Data supplied:
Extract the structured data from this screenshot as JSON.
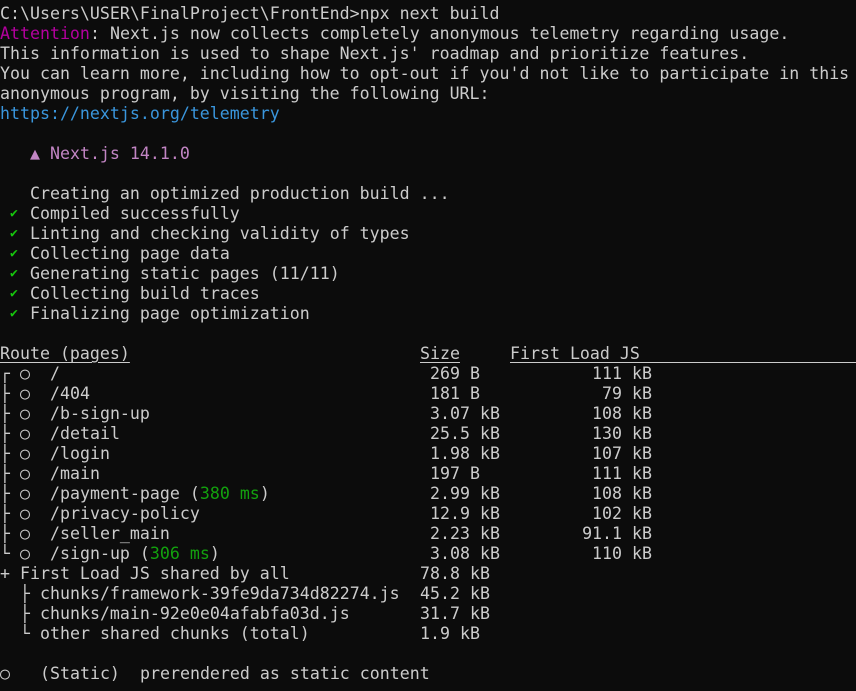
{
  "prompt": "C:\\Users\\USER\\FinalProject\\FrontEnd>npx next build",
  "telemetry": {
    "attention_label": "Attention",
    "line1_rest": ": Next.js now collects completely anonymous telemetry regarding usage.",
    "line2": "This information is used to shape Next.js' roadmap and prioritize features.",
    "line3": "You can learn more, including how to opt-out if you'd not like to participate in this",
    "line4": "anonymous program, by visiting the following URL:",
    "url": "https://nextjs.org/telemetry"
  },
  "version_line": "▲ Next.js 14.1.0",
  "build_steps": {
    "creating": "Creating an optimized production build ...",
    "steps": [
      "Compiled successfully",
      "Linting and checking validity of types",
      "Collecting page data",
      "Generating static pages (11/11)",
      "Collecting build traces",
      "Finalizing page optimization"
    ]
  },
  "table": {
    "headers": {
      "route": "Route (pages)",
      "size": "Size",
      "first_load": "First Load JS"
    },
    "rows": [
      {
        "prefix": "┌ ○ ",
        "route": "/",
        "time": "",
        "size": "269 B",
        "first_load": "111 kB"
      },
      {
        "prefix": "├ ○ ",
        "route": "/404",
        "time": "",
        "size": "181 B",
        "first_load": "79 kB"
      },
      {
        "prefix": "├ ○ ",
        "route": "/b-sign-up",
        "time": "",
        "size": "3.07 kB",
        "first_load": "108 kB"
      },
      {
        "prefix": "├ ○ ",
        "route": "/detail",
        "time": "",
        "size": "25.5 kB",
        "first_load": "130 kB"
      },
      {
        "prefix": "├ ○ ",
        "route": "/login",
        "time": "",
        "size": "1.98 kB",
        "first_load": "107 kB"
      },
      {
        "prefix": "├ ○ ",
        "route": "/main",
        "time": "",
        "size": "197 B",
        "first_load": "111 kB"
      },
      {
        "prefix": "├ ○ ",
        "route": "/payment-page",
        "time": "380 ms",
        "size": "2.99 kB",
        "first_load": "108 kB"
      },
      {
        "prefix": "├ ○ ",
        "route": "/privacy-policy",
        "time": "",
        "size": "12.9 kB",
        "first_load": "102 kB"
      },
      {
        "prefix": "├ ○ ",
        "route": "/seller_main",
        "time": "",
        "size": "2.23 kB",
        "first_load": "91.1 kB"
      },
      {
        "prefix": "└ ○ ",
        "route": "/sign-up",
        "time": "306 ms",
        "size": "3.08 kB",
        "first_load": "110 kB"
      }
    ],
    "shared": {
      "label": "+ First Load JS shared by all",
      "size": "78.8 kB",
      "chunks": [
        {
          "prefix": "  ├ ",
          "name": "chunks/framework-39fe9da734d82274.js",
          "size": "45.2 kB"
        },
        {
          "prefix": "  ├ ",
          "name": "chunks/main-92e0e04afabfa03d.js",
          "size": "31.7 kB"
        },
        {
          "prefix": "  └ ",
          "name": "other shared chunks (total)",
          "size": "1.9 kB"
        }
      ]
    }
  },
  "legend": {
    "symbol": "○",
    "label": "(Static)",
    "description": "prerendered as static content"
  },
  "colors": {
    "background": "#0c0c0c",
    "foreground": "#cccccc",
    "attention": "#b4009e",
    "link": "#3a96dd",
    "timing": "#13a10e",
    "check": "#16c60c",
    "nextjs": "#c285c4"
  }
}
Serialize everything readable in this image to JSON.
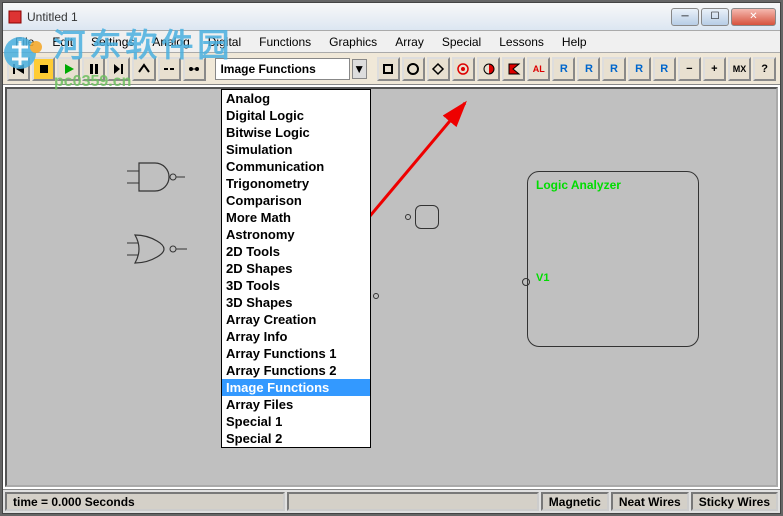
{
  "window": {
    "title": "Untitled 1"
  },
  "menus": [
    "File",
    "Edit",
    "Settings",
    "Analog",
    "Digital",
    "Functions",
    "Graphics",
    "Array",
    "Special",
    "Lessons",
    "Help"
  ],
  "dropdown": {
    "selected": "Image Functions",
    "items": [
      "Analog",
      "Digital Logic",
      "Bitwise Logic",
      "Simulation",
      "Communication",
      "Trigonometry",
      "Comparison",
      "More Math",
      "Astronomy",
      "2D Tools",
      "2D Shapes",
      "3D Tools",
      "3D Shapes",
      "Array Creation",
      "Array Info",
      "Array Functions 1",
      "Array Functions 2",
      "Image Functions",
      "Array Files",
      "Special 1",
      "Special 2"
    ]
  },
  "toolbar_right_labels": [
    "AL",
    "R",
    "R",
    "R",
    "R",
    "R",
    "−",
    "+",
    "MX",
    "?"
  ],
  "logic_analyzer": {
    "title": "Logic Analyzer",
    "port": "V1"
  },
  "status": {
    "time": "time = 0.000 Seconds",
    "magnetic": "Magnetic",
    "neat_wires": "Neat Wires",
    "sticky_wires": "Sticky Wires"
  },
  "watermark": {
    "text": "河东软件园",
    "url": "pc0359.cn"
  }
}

Required task:
Quote the listing above in full, except for the pictures.

The answer:
Extract the structured data from this screenshot as JSON.
{
  "prompt": "C:\\Users\\USER\\FinalProject\\FrontEnd>npx next build",
  "telemetry": {
    "attention_label": "Attention",
    "line1_rest": ": Next.js now collects completely anonymous telemetry regarding usage.",
    "line2": "This information is used to shape Next.js' roadmap and prioritize features.",
    "line3": "You can learn more, including how to opt-out if you'd not like to participate in this",
    "line4": "anonymous program, by visiting the following URL:",
    "url": "https://nextjs.org/telemetry"
  },
  "version_line": "▲ Next.js 14.1.0",
  "build_steps": {
    "creating": "Creating an optimized production build ...",
    "steps": [
      "Compiled successfully",
      "Linting and checking validity of types",
      "Collecting page data",
      "Generating static pages (11/11)",
      "Collecting build traces",
      "Finalizing page optimization"
    ]
  },
  "table": {
    "headers": {
      "route": "Route (pages)",
      "size": "Size",
      "first_load": "First Load JS"
    },
    "rows": [
      {
        "prefix": "┌ ○ ",
        "route": "/",
        "time": "",
        "size": "269 B",
        "first_load": "111 kB"
      },
      {
        "prefix": "├ ○ ",
        "route": "/404",
        "time": "",
        "size": "181 B",
        "first_load": "79 kB"
      },
      {
        "prefix": "├ ○ ",
        "route": "/b-sign-up",
        "time": "",
        "size": "3.07 kB",
        "first_load": "108 kB"
      },
      {
        "prefix": "├ ○ ",
        "route": "/detail",
        "time": "",
        "size": "25.5 kB",
        "first_load": "130 kB"
      },
      {
        "prefix": "├ ○ ",
        "route": "/login",
        "time": "",
        "size": "1.98 kB",
        "first_load": "107 kB"
      },
      {
        "prefix": "├ ○ ",
        "route": "/main",
        "time": "",
        "size": "197 B",
        "first_load": "111 kB"
      },
      {
        "prefix": "├ ○ ",
        "route": "/payment-page",
        "time": "380 ms",
        "size": "2.99 kB",
        "first_load": "108 kB"
      },
      {
        "prefix": "├ ○ ",
        "route": "/privacy-policy",
        "time": "",
        "size": "12.9 kB",
        "first_load": "102 kB"
      },
      {
        "prefix": "├ ○ ",
        "route": "/seller_main",
        "time": "",
        "size": "2.23 kB",
        "first_load": "91.1 kB"
      },
      {
        "prefix": "└ ○ ",
        "route": "/sign-up",
        "time": "306 ms",
        "size": "3.08 kB",
        "first_load": "110 kB"
      }
    ],
    "shared": {
      "label": "+ First Load JS shared by all",
      "size": "78.8 kB",
      "chunks": [
        {
          "prefix": "  ├ ",
          "name": "chunks/framework-39fe9da734d82274.js",
          "size": "45.2 kB"
        },
        {
          "prefix": "  ├ ",
          "name": "chunks/main-92e0e04afabfa03d.js",
          "size": "31.7 kB"
        },
        {
          "prefix": "  └ ",
          "name": "other shared chunks (total)",
          "size": "1.9 kB"
        }
      ]
    }
  },
  "legend": {
    "symbol": "○",
    "label": "(Static)",
    "description": "prerendered as static content"
  },
  "colors": {
    "background": "#0c0c0c",
    "foreground": "#cccccc",
    "attention": "#b4009e",
    "link": "#3a96dd",
    "timing": "#13a10e",
    "check": "#16c60c",
    "nextjs": "#c285c4"
  }
}
Serialize everything readable in this image to JSON.
{
  "window": {
    "title": "Untitled 1"
  },
  "menus": [
    "File",
    "Edit",
    "Settings",
    "Analog",
    "Digital",
    "Functions",
    "Graphics",
    "Array",
    "Special",
    "Lessons",
    "Help"
  ],
  "dropdown": {
    "selected": "Image Functions",
    "items": [
      "Analog",
      "Digital Logic",
      "Bitwise Logic",
      "Simulation",
      "Communication",
      "Trigonometry",
      "Comparison",
      "More Math",
      "Astronomy",
      "2D Tools",
      "2D Shapes",
      "3D Tools",
      "3D Shapes",
      "Array Creation",
      "Array Info",
      "Array Functions 1",
      "Array Functions 2",
      "Image Functions",
      "Array Files",
      "Special 1",
      "Special 2"
    ]
  },
  "toolbar_right_labels": [
    "AL",
    "R",
    "R",
    "R",
    "R",
    "R",
    "−",
    "+",
    "MX",
    "?"
  ],
  "logic_analyzer": {
    "title": "Logic Analyzer",
    "port": "V1"
  },
  "status": {
    "time": "time = 0.000 Seconds",
    "magnetic": "Magnetic",
    "neat_wires": "Neat Wires",
    "sticky_wires": "Sticky Wires"
  },
  "watermark": {
    "text": "河东软件园",
    "url": "pc0359.cn"
  }
}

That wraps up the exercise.